Work to be completed: Write out every entry, unchanged. Skip any picture.

Provided records:
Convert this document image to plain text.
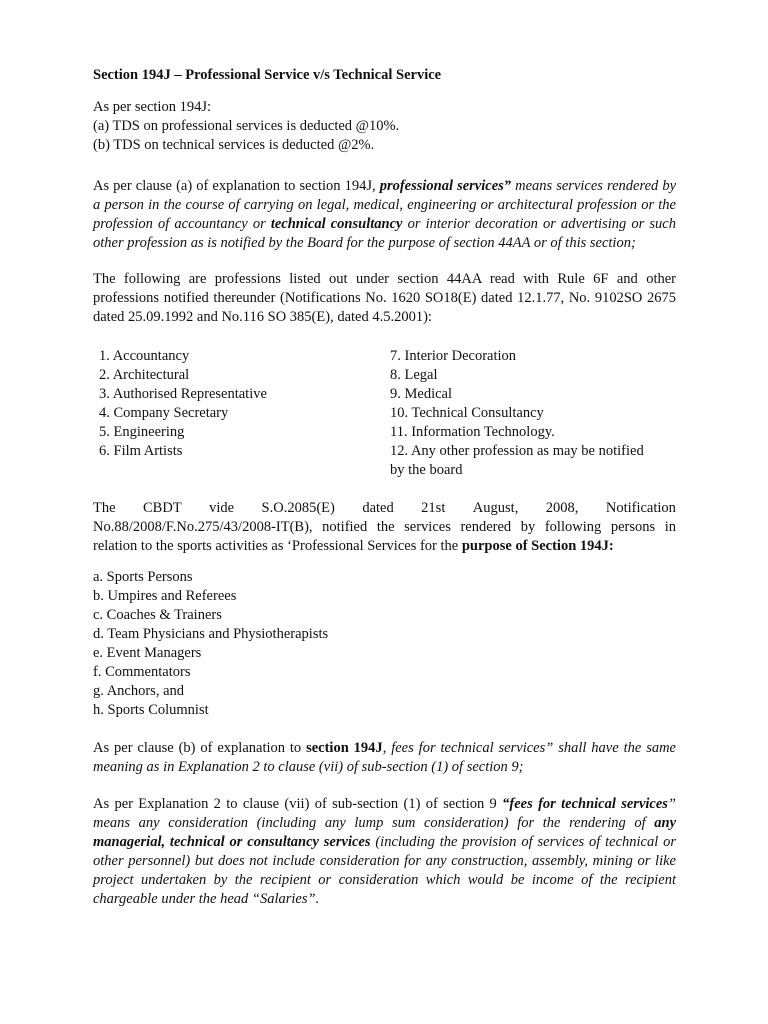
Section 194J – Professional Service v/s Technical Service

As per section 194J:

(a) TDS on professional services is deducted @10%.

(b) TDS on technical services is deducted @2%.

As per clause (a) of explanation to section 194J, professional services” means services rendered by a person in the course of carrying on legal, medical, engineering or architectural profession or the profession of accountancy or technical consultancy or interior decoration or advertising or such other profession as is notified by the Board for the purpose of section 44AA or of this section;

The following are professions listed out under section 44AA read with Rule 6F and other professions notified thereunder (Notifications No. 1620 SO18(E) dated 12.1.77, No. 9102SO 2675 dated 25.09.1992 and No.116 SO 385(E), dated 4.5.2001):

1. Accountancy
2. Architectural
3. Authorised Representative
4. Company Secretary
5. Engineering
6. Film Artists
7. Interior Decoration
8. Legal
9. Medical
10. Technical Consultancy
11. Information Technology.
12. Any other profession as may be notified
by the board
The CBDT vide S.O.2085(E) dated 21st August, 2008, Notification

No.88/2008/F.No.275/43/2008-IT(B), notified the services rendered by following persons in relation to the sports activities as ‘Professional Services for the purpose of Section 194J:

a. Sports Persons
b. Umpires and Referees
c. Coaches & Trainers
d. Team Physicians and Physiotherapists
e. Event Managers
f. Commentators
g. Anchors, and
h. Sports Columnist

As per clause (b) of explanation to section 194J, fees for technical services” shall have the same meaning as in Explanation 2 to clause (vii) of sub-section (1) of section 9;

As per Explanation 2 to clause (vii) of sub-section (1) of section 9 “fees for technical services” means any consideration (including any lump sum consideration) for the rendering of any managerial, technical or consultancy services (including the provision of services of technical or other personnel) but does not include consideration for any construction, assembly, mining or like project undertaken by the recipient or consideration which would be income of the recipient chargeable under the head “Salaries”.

Solution to this task:
Convert this document image to plain text.
Section 194J – Professional Service v/s Technical Service

As per section 194J:

(a) TDS on professional services is deducted @10%.

(b) TDS on technical services is deducted @2%.

As per clause (a) of explanation to section 194J, professional services” means services rendered by a person in the course of carrying on legal, medical, engineering or architectural profession or the profession of accountancy or technical consultancy or interior decoration or advertising or such other profession as is notified by the Board for the purpose of section 44AA or of this section;

The following are professions listed out under section 44AA read with Rule 6F and other professions notified thereunder (Notifications No. 1620 SO18(E) dated 12.1.77, No. 9102SO 2675 dated 25.09.1992 and No.116 SO 385(E), dated 4.5.2001):

1. Accountancy
2. Architectural
3. Authorised Representative
4. Company Secretary
5. Engineering
6. Film Artists
7. Interior Decoration
8. Legal
9. Medical
10. Technical Consultancy
11. Information Technology.
12. Any other profession as may be notified
by the board
The CBDT vide S.O.2085(E) dated 21st August, 2008, Notification

No.88/2008/F.No.275/43/2008-IT(B), notified the services rendered by following persons in relation to the sports activities as ‘Professional Services for the purpose of Section 194J:

a. Sports Persons
b. Umpires and Referees
c. Coaches & Trainers
d. Team Physicians and Physiotherapists
e. Event Managers
f. Commentators
g. Anchors, and
h. Sports Columnist

As per clause (b) of explanation to section 194J, fees for technical services” shall have the same meaning as in Explanation 2 to clause (vii) of sub-section (1) of section 9;

As per Explanation 2 to clause (vii) of sub-section (1) of section 9 “fees for technical services” means any consideration (including any lump sum consideration) for the rendering of any managerial, technical or consultancy services (including the provision of services of technical or other personnel) but does not include consideration for any construction, assembly, mining or like project undertaken by the recipient or consideration which would be income of the recipient chargeable under the head “Salaries”.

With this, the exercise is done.